What the task requires
Output all entries verbatim. Skip pictures.

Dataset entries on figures
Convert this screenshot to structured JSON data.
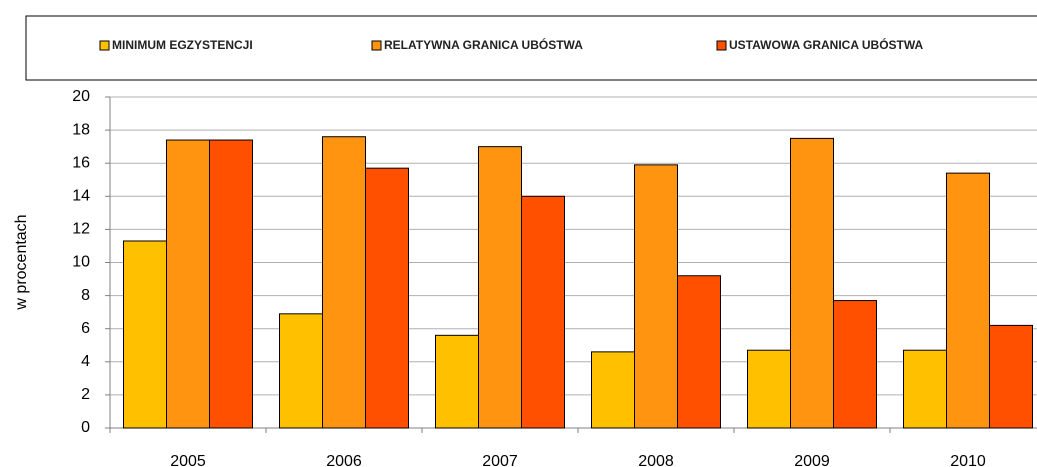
{
  "chart_data": {
    "type": "bar",
    "y_label": "w procentach",
    "categories": [
      "2005",
      "2006",
      "2007",
      "2008",
      "2009",
      "2010"
    ],
    "series": [
      {
        "name": "MINIMUM EGZYSTENCJI",
        "color": "#FFC000",
        "values": [
          11.3,
          6.9,
          5.6,
          4.6,
          4.7,
          4.7
        ]
      },
      {
        "name": "RELATYWNA GRANICA UBÓSTWA",
        "color": "#FF9410",
        "values": [
          17.4,
          17.6,
          17.0,
          15.9,
          17.5,
          15.4
        ]
      },
      {
        "name": "USTAWOWA GRANICA UBÓSTWA",
        "color": "#FF5000",
        "values": [
          17.4,
          15.7,
          14.0,
          9.2,
          7.7,
          6.2
        ]
      }
    ],
    "ylim": [
      0,
      20
    ],
    "yticks": [
      0,
      2,
      4,
      6,
      8,
      10,
      12,
      14,
      16,
      18,
      20
    ],
    "grid": true,
    "legend": "top"
  }
}
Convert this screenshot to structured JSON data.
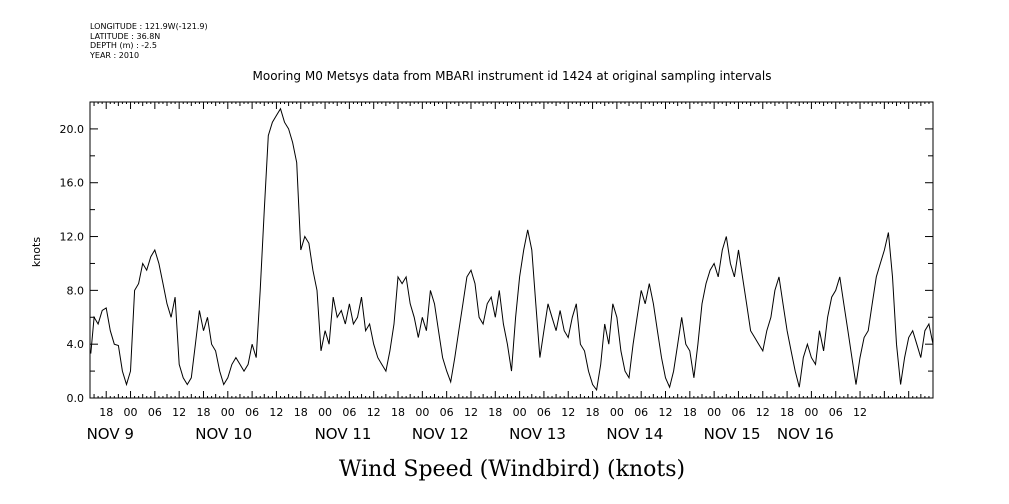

Solution to this problem
Convert this screenshot to structured JSON data.
{
  "chart_data": {
    "type": "bar",
    "y_label": "w procentach",
    "categories": [
      "2005",
      "2006",
      "2007",
      "2008",
      "2009",
      "2010"
    ],
    "series": [
      {
        "name": "MINIMUM EGZYSTENCJI",
        "color": "#FFC000",
        "values": [
          11.3,
          6.9,
          5.6,
          4.6,
          4.7,
          4.7
        ]
      },
      {
        "name": "RELATYWNA GRANICA UBÓSTWA",
        "color": "#FF9410",
        "values": [
          17.4,
          17.6,
          17.0,
          15.9,
          17.5,
          15.4
        ]
      },
      {
        "name": "USTAWOWA GRANICA UBÓSTWA",
        "color": "#FF5000",
        "values": [
          17.4,
          15.7,
          14.0,
          9.2,
          7.7,
          6.2
        ]
      }
    ],
    "ylim": [
      0,
      20
    ],
    "yticks": [
      0,
      2,
      4,
      6,
      8,
      10,
      12,
      14,
      16,
      18,
      20
    ],
    "grid": true,
    "legend": "top"
  }
}
Convert this screenshot to structured JSON data.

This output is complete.